*Written exercise*:
In the material below, the lines containing the word "Annualized" are required; copy each of them.

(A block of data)
* begin *

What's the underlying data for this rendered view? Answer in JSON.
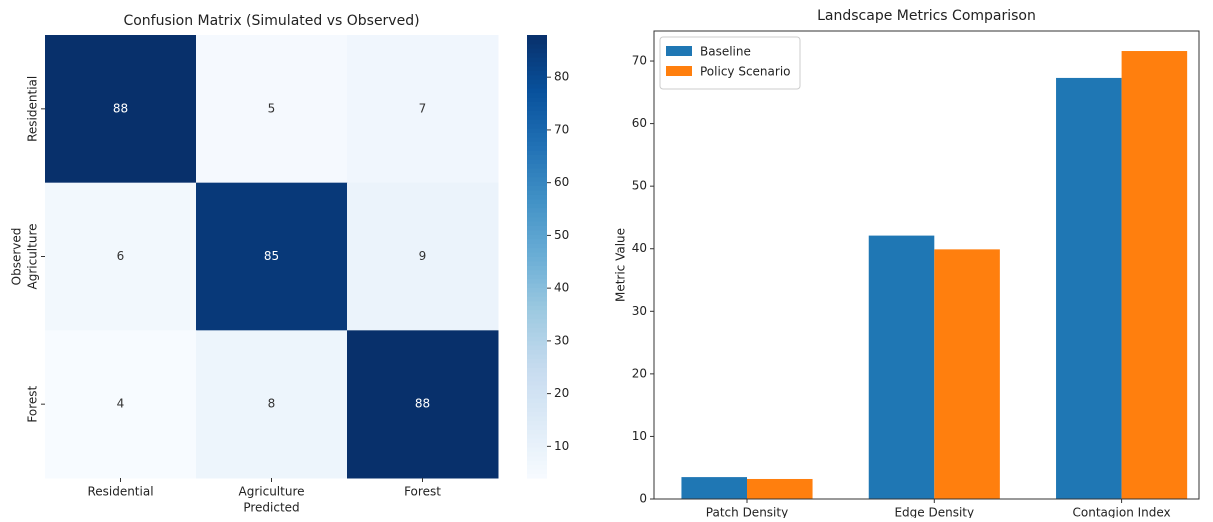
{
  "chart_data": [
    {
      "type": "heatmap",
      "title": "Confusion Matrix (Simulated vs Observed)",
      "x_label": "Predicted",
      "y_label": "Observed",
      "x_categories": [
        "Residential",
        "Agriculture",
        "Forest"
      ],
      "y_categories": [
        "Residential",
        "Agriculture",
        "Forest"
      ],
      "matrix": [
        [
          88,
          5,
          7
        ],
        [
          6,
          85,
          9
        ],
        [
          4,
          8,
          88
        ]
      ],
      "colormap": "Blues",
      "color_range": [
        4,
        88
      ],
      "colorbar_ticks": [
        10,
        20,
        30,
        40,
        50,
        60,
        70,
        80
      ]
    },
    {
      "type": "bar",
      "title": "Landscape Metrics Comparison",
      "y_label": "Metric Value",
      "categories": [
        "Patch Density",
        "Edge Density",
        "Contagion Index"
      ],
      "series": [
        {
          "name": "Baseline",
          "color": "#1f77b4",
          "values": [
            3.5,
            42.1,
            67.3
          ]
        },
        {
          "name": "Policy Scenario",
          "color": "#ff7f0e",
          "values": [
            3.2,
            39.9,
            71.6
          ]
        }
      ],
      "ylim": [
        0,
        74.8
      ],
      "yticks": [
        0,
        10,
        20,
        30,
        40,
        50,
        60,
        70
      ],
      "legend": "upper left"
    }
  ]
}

* end *
* begin *

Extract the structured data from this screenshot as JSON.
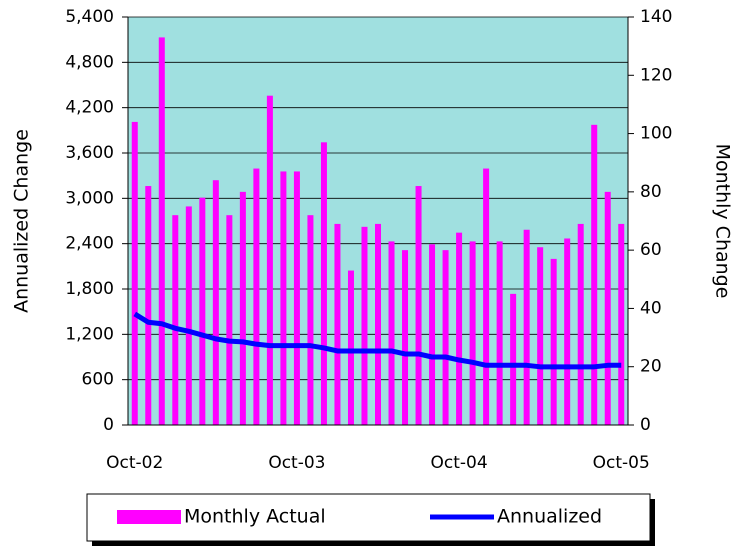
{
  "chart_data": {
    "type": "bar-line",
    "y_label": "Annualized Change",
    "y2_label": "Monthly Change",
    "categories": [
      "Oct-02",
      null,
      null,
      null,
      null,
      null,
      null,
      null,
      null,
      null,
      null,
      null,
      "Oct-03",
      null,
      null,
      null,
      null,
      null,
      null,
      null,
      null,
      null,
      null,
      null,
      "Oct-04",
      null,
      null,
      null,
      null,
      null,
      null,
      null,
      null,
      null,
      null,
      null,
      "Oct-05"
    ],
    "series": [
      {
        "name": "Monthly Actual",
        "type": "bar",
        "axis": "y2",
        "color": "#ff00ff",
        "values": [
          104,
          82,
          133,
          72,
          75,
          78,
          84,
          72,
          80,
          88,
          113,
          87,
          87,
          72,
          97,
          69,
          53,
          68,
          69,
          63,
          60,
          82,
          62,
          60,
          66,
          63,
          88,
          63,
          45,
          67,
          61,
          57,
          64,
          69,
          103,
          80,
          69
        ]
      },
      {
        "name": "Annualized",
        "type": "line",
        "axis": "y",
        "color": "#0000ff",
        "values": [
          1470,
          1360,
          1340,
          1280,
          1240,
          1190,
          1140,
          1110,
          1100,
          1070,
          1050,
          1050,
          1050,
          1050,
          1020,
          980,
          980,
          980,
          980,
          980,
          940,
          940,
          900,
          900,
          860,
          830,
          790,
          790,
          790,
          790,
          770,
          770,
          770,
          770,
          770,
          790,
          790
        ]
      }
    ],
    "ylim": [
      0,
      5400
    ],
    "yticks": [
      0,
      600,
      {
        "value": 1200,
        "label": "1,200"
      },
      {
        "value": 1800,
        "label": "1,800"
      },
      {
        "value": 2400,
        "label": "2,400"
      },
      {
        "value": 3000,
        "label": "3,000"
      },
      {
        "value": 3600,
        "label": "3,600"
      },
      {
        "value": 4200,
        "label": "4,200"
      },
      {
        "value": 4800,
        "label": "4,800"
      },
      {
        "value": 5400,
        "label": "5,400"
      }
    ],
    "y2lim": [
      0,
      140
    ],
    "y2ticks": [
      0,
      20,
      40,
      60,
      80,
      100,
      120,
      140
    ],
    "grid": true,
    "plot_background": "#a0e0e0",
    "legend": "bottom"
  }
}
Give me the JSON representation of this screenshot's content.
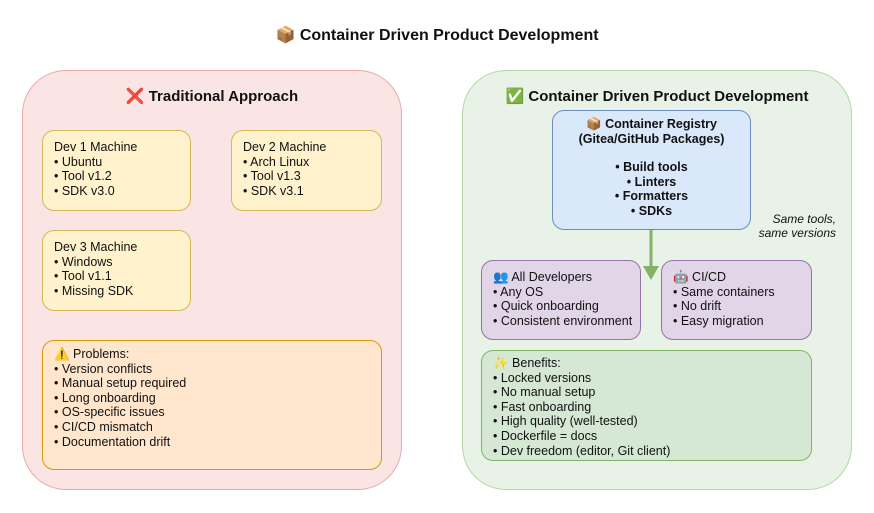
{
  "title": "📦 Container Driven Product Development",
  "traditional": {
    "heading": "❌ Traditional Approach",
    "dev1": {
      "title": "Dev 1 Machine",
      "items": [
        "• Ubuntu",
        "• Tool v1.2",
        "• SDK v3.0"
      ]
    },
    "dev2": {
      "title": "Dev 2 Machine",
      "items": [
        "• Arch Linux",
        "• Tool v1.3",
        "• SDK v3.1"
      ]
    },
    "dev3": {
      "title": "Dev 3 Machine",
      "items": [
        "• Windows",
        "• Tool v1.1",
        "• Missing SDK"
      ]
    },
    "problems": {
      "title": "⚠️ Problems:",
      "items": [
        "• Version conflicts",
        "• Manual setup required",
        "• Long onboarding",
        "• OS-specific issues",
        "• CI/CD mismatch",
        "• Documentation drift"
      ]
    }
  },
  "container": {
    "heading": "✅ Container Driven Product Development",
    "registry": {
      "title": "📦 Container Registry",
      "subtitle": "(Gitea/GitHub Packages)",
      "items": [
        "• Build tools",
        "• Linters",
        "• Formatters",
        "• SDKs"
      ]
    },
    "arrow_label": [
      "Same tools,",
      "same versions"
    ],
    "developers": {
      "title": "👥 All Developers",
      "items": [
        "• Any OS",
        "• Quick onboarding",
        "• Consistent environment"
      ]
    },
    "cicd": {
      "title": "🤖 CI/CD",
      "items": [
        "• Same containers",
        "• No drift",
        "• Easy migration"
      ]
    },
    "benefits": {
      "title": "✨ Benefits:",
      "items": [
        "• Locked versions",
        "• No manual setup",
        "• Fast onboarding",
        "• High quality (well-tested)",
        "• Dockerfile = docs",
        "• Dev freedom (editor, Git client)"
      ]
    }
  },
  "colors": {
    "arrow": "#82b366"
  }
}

* end *

*The output*:
    "y_label": "Annualized Change",
        "name": "Annualized",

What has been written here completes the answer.